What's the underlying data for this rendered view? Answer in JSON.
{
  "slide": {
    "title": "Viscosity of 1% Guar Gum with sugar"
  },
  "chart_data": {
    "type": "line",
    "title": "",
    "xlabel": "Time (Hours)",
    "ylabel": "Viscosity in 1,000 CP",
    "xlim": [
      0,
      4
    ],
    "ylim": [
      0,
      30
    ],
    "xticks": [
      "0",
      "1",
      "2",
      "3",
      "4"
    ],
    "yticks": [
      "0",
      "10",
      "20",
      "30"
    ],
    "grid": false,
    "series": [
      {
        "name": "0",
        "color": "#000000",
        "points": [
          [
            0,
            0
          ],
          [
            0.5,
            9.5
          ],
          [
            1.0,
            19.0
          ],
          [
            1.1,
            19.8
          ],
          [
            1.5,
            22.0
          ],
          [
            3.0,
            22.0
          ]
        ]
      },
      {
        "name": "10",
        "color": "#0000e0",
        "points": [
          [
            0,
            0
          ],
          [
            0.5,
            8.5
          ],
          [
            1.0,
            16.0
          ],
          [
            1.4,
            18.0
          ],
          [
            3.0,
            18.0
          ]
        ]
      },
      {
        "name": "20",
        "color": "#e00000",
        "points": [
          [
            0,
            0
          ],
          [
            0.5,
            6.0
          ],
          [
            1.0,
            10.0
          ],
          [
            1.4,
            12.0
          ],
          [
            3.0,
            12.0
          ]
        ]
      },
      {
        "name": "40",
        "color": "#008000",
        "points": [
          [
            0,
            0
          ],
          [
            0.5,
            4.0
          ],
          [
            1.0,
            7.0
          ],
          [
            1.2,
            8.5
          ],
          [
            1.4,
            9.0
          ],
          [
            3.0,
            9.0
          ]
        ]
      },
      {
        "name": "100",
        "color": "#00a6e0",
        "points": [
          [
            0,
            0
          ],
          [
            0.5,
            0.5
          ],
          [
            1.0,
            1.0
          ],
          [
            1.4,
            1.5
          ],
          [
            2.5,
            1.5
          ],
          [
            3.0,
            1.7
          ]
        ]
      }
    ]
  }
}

============================================================

**WORK TO COMPLETE**
Output all of the material, please, exactly as it stands.

**IN RESPONSE**
What's the underlying data for this rendered view? Answer in JSON.
{
  "slide": {
    "title": "Viscosity of 1% Guar Gum with sugar"
  },
  "chart_data": {
    "type": "line",
    "title": "",
    "xlabel": "Time (Hours)",
    "ylabel": "Viscosity in 1,000 CP",
    "xlim": [
      0,
      4
    ],
    "ylim": [
      0,
      30
    ],
    "xticks": [
      "0",
      "1",
      "2",
      "3",
      "4"
    ],
    "yticks": [
      "0",
      "10",
      "20",
      "30"
    ],
    "grid": false,
    "series": [
      {
        "name": "0",
        "color": "#000000",
        "points": [
          [
            0,
            0
          ],
          [
            0.5,
            9.5
          ],
          [
            1.0,
            19.0
          ],
          [
            1.1,
            19.8
          ],
          [
            1.5,
            22.0
          ],
          [
            3.0,
            22.0
          ]
        ]
      },
      {
        "name": "10",
        "color": "#0000e0",
        "points": [
          [
            0,
            0
          ],
          [
            0.5,
            8.5
          ],
          [
            1.0,
            16.0
          ],
          [
            1.4,
            18.0
          ],
          [
            3.0,
            18.0
          ]
        ]
      },
      {
        "name": "20",
        "color": "#e00000",
        "points": [
          [
            0,
            0
          ],
          [
            0.5,
            6.0
          ],
          [
            1.0,
            10.0
          ],
          [
            1.4,
            12.0
          ],
          [
            3.0,
            12.0
          ]
        ]
      },
      {
        "name": "40",
        "color": "#008000",
        "points": [
          [
            0,
            0
          ],
          [
            0.5,
            4.0
          ],
          [
            1.0,
            7.0
          ],
          [
            1.2,
            8.5
          ],
          [
            1.4,
            9.0
          ],
          [
            3.0,
            9.0
          ]
        ]
      },
      {
        "name": "100",
        "color": "#00a6e0",
        "points": [
          [
            0,
            0
          ],
          [
            0.5,
            0.5
          ],
          [
            1.0,
            1.0
          ],
          [
            1.4,
            1.5
          ],
          [
            2.5,
            1.5
          ],
          [
            3.0,
            1.7
          ]
        ]
      }
    ]
  }
}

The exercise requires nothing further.